▸ **EXERCISE PROMPT**:
Reproduce the material verbatim, beginning with the line that contains "text-segment: 生长在不同的家庭，拥有不同的经历，有着不同的理想… —" and continuing through the line that contains "815, 707, 830]".

── EXTRACTED ENTRIES

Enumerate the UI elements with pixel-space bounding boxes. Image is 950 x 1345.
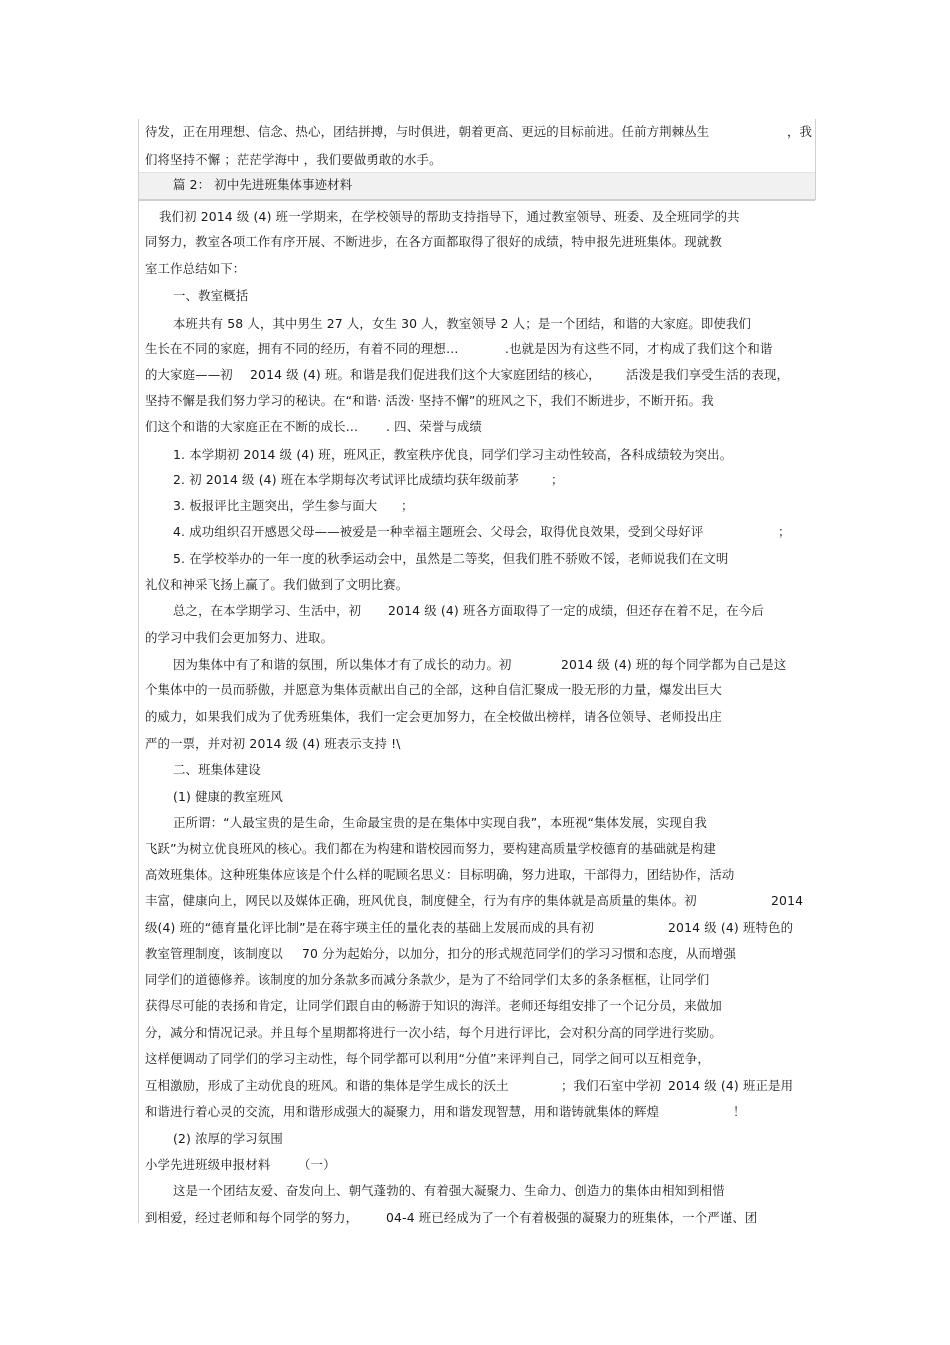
text-segment: 生长在不同的家庭，拥有不同的经历，有着不同的理想… — [145, 341, 459, 356]
text-line — [0, 256, 950, 282]
text-segment: 的大家庭——初 — [145, 367, 233, 382]
text-line — [0, 888, 950, 914]
text-line — [0, 941, 950, 967]
text-line — [0, 546, 950, 572]
text-line — [0, 362, 950, 388]
text-segment: 因为集体中有了和谐的氛围，所以集体才有了成长的动力。初 — [173, 657, 512, 672]
text-line — [0, 993, 950, 1019]
text-line — [0, 731, 950, 757]
text-segment: 们将坚持不懈 ；茫茫学海中 ，我们要做勇敢的水手。 — [145, 152, 442, 167]
text-segment: 正所谓：“人最宝贵的是生命，生命最宝贵的是在集体中实现自我”，本班视“集体发展，实现自我 — [173, 815, 707, 830]
text-segment: 个集体中的一员而骄傲，并愿意为集体贡献出自己的全部，这种自信汇聚成一股无形的力量，爆发出巨大 — [145, 682, 722, 697]
text-segment: 2014 级 (4) 班特色的 — [668, 920, 794, 935]
text-segment: 3. 板报评比主题突出，学生参与面大 — [173, 498, 378, 513]
text-segment: 2014 级 (4) 班正是用 — [668, 1078, 794, 1093]
text-line — [0, 652, 950, 678]
text-segment: 分，减分和情况记录。并且每个星期都将进行一次小结，每个月进行评比，会对积分高的同学进行奖励。 — [145, 1025, 722, 1040]
text-segment: 2014 级 (4) 班的每个同学都为自己是这 — [561, 657, 787, 672]
text-segment: ； — [778, 524, 791, 539]
text-line — [0, 442, 950, 468]
text-segment: 同学们的道德修养。该制度的加分条款多而减分条款少，是为了不给同学们太多的条条框框，让同学们 — [145, 972, 710, 987]
text-segment: 2014 — [771, 893, 804, 908]
text-line — [0, 915, 950, 941]
text-segment: 篇 2： 初中先进班集体事迹材料 — [173, 177, 353, 192]
text-segment: 获得尽可能的表扬和肯定，让同学们跟自由的畅游于知识的海洋。老师还每组安排了一个记分员，来做加 — [145, 998, 722, 1013]
text-line — [0, 311, 950, 337]
text-segment: 飞跃”为树立优良班风的核心。我们都在为构建和谐校园而努力，要构建高质量学校德育的基础就是构建 — [145, 841, 716, 856]
text-line — [0, 1205, 950, 1231]
text-line — [0, 598, 950, 624]
text-line — [0, 147, 950, 173]
text-segment: （一） — [298, 1157, 336, 1172]
text-segment: 二、班集体建设 — [173, 762, 261, 777]
text-segment: ； — [551, 472, 564, 487]
text-line — [0, 1178, 950, 1204]
text-segment: 和谐进行着心灵的交流，用和谐形成强大的凝聚力，用和谐发现智慧，用和谐铸就集体的辉煌 — [145, 1104, 660, 1119]
text-line — [0, 677, 950, 703]
text-segment: . 四、荣誉与成绩 — [386, 419, 482, 434]
text-segment: 70 分为起始分，以加分，扣分的形式规范同学们的学习习惯和态度，从而增强 — [302, 946, 736, 961]
text-line — [0, 467, 950, 493]
text-segment: 我们初 2014 级 (4) 班一学期来，在学校领导的帮助支持指导下，通过教室领导、班委、及全班同学的共 — [159, 209, 740, 224]
text-line — [0, 862, 950, 888]
text-line — [0, 1152, 950, 1178]
text-segment: 丰富，健康向上，网民以及媒体正确，班风优良，制度健全，行为有序的集体就是高质量的集体。初 — [145, 893, 697, 908]
text-segment: 同努力，教室各项工作有序开展、不断进步，在各方面都取得了很好的成绩，特申报先进班集体。现就教 — [145, 234, 722, 249]
text-line — [0, 204, 950, 230]
text-segment: (1) 健康的教室班风 — [173, 789, 283, 804]
text-line — [0, 1126, 950, 1152]
text-line — [0, 1020, 950, 1046]
text-line — [0, 119, 950, 145]
text-segment: 教室管理制度，该制度以 — [145, 946, 283, 961]
text-line — [0, 519, 950, 545]
text-segment: 2. 初 2014 级 (4) 班在本学期每次考试评比成绩均获年级前茅 — [173, 472, 520, 487]
text-segment: 2014 级 (4) 班各方面取得了一定的成绩，但还存在着不足，在今后 — [388, 603, 764, 618]
text-segment: ； — [401, 498, 414, 513]
text-segment: 的威力，如果我们成为了优秀班集体，我们一定会更加努力，在全校做出榜样，请各位领导、老师投出庄 — [145, 709, 722, 724]
text-segment: 室工作总结如下： — [145, 261, 246, 276]
text-line — [0, 836, 950, 862]
text-segment: 礼仪和神采飞扬上赢了。我们做到了文明比赛。 — [145, 577, 409, 592]
text-segment: 坚持不懈是我们努力学习的秘诀。在“和谐· 活泼· 坚持不懈”的班风之下，我们不断进步，不断开拓。我 — [145, 393, 714, 408]
text-segment: 的学习中我们会更加努力、进取。 — [145, 630, 334, 645]
text-line — [0, 967, 950, 993]
text-segment: 4. 成功组织召开感恩父母——被爱是一种幸福主题班会、父母会，取得优良效果，受到父母好评 — [173, 524, 704, 539]
text-line — [0, 704, 950, 730]
text-line — [0, 229, 950, 255]
text-line — [0, 336, 950, 362]
text-segment: 本班共有 58 人，其中男生 27 人，女生 30 人，教室领导 2 人；是一个团结，和谐的大家庭。即使我们 — [173, 316, 752, 331]
text-segment: 到相爱，经过老师和每个同学的努力， — [145, 1210, 359, 1225]
text-line — [0, 414, 950, 440]
text-line — [0, 810, 950, 836]
text-segment: 2014 级 (4) 班。和谐是我们促进我们这个大家庭团结的核心， — [250, 367, 601, 382]
text-segment: 小学先进班级申报材料 — [145, 1157, 271, 1172]
text-line — [0, 757, 950, 783]
text-line — [0, 1073, 950, 1099]
text-line — [0, 388, 950, 414]
text-line — [0, 493, 950, 519]
text-line — [0, 1099, 950, 1125]
text-line — [0, 572, 950, 598]
text-line — [0, 1046, 950, 1072]
text-segment: ；我们石室中学初 — [561, 1078, 662, 1093]
text-line — [0, 784, 950, 810]
text-segment: .也就是因为有这些不同，才构成了我们这个和谐 — [505, 341, 773, 356]
text-segment: 互相激励，形成了主动优良的班风。和谐的集体是学生成长的沃土 — [145, 1078, 509, 1093]
text-segment: 04-4 班已经成为了一个有着极强的凝聚力的班集体，一个严谨、团 — [386, 1210, 758, 1225]
text-segment: 们这个和谐的大家庭正在不断的成长… — [145, 419, 359, 434]
text-segment: 1. 本学期初 2014 级 (4) 班，班风正，教室秩序优良，同学们学习主动性较高，各科成绩较为突出。 — [173, 447, 733, 462]
text-segment: 5. 在学校举办的一年一度的秋季运动会中，虽然是二等奖，但我们胜不骄败不馁，老师说我们在文明 — [173, 551, 729, 566]
text-segment: (2) 浓厚的学习氛围 — [173, 1131, 283, 1146]
text-segment: 待发，正在用理想、信念、热心，团结拼搏，与时俱进，朝着更高、更远的目标前进。任前方荆棘丛生 — [145, 124, 710, 139]
text-segment: 总之，在本学期学习、生活中，初 — [173, 603, 362, 618]
text-line — [0, 172, 950, 198]
text-line — [0, 283, 950, 309]
text-segment: 一、教室概括 — [173, 288, 249, 303]
text-segment: 严的一票，并对初 2014 级 (4) 班表示支持 !\ — [145, 736, 401, 751]
text-segment: 级(4) 班的“德育量化评比制”是在蒋宇瑛主任的量化表的基础上发展而成的具有初 — [145, 920, 595, 935]
text-segment: 活泼是我们享受生活的表现， — [626, 367, 790, 382]
text-segment: 高效班集体。这种班集体应该是个什么样的呢顾名思义：目标明确，努力进取，干部得力，团结协作，活动 — [145, 867, 735, 882]
text-line — [0, 625, 950, 651]
text-segment: 这样便调动了同学们的学习主动性，每个同学都可以利用“分值”来评判自己，同学之间可以互相竞争， — [145, 1051, 710, 1066]
text-segment: ，我 — [787, 124, 813, 139]
text-segment: ！ — [733, 1104, 746, 1119]
text-segment: 这是一个团结友爱、奋发向上、朝气蓬勃的、有着强大凝聚力、生命力、创造力的集体由相知到相惜 — [173, 1183, 725, 1198]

────

▸ **TASK ANSWER**:
text-segment: 生长在不同的家庭，拥有不同的经历，有着不同的理想… — [145, 341, 459, 356]
text-line — [0, 256, 950, 282]
text-segment: 的大家庭——初 — [145, 367, 233, 382]
text-line — [0, 888, 950, 914]
text-line — [0, 941, 950, 967]
text-line — [0, 546, 950, 572]
text-line — [0, 362, 950, 388]
text-segment: 因为集体中有了和谐的氛围，所以集体才有了成长的动力。初 — [173, 657, 512, 672]
text-line — [0, 993, 950, 1019]
text-line — [0, 731, 950, 757]
text-segment: 们将坚持不懈 ；茫茫学海中 ，我们要做勇敢的水手。 — [145, 152, 442, 167]
text-segment: 正所谓：“人最宝贵的是生命，生命最宝贵的是在集体中实现自我”，本班视“集体发展，实现自我 — [173, 815, 707, 830]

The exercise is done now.